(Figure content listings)
########################################

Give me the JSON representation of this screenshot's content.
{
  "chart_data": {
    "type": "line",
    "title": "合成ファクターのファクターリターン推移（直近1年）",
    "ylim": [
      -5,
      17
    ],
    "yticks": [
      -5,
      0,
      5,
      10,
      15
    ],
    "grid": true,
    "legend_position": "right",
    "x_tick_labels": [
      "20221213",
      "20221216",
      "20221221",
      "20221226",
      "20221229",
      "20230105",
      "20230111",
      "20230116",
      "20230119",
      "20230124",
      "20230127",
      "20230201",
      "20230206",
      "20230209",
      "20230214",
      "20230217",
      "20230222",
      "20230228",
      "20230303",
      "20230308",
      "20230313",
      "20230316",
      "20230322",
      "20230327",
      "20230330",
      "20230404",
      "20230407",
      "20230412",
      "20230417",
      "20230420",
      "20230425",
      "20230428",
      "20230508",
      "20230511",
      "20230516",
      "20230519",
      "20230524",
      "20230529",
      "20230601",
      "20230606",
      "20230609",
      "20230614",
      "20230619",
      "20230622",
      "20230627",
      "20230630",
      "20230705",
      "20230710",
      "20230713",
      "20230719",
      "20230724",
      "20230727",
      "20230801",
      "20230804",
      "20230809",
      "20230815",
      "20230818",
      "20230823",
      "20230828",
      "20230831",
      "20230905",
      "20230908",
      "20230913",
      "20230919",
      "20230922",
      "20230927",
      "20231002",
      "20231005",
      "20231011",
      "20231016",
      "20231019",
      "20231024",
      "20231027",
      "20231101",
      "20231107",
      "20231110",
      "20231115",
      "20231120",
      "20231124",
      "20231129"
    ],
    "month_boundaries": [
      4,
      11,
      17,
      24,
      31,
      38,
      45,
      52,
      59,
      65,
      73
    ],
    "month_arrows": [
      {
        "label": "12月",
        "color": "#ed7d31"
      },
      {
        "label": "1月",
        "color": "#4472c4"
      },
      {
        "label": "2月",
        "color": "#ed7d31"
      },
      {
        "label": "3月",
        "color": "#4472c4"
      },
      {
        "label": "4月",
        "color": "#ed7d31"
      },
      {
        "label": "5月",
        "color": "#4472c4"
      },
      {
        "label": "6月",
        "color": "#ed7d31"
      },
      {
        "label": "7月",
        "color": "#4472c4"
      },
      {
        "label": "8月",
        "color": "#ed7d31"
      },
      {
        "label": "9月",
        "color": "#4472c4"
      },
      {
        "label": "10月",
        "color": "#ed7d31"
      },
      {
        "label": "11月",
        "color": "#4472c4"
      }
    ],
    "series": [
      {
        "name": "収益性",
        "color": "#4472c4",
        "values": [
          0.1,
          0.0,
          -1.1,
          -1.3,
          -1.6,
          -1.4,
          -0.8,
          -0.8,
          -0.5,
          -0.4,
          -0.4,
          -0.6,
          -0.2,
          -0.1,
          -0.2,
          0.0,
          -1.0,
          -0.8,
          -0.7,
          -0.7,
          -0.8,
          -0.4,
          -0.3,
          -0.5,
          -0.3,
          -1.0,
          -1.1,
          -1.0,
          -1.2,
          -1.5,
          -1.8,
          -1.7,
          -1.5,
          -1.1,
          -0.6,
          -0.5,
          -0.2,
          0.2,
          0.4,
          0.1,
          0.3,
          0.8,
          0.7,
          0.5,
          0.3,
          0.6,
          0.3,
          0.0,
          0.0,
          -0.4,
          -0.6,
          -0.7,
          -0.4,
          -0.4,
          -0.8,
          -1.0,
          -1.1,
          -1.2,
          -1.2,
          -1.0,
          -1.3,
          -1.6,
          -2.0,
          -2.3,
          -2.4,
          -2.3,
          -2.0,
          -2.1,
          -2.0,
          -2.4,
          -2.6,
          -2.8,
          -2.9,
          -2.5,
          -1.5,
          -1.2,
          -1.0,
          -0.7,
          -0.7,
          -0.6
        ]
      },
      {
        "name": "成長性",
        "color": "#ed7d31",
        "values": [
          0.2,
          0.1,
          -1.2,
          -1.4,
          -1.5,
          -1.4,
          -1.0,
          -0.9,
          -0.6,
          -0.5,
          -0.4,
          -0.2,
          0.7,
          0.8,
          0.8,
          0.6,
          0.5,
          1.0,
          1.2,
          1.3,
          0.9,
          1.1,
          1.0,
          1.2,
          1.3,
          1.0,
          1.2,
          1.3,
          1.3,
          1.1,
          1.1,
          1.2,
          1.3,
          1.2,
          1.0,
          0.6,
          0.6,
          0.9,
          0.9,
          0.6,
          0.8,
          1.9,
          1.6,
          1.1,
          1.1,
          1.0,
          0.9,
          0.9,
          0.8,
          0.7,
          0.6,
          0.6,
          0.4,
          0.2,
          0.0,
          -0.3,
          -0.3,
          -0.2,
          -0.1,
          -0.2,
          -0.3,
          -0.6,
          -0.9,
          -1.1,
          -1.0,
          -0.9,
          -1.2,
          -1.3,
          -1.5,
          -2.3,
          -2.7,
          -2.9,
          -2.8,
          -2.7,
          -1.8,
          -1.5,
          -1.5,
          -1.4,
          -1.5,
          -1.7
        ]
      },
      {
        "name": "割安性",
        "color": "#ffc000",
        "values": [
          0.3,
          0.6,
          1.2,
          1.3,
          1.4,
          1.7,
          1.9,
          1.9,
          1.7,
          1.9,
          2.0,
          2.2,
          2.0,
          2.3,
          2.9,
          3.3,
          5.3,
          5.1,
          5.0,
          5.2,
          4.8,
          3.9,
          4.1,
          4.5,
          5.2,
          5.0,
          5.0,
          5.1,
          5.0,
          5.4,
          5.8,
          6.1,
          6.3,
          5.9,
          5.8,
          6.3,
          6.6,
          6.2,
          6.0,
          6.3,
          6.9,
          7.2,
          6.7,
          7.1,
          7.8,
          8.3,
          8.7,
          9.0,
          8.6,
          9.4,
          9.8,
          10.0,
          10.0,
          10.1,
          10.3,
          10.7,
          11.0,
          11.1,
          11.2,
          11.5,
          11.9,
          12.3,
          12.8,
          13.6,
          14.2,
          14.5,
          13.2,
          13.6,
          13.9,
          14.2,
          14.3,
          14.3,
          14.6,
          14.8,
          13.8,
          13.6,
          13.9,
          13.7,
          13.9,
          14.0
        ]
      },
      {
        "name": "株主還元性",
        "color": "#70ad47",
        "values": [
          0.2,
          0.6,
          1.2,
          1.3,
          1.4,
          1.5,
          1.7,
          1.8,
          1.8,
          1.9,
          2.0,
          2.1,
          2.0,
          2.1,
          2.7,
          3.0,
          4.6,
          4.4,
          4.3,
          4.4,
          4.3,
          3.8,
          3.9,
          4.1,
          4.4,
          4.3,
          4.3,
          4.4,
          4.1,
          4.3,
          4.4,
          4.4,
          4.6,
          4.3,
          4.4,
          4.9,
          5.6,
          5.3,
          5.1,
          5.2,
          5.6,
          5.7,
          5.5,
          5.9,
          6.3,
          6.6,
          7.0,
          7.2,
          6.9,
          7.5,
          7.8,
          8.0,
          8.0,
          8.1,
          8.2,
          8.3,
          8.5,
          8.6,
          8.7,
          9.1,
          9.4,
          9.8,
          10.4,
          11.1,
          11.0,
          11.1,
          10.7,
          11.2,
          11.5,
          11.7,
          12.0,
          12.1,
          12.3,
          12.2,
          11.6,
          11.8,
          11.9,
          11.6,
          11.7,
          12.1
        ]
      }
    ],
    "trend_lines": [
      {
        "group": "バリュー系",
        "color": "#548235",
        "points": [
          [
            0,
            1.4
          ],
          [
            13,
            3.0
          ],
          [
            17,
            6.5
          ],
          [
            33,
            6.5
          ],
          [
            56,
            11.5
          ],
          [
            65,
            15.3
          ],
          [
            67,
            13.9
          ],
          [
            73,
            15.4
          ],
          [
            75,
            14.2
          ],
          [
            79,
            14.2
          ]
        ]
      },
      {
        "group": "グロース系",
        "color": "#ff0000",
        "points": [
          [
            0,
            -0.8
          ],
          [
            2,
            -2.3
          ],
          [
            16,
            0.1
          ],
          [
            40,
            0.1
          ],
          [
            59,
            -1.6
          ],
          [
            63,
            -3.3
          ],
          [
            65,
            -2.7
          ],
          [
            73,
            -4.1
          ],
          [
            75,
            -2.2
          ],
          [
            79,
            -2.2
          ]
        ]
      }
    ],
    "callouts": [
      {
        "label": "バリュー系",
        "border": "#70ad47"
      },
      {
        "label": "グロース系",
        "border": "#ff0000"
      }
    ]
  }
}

########################################

Exercise directions — Copy all lines in the listing above where the string "name" appears.

Correct response —
        "name": "収益性",
        "name": "成長性",
        "name": "割安性",
        "name": "株主還元性",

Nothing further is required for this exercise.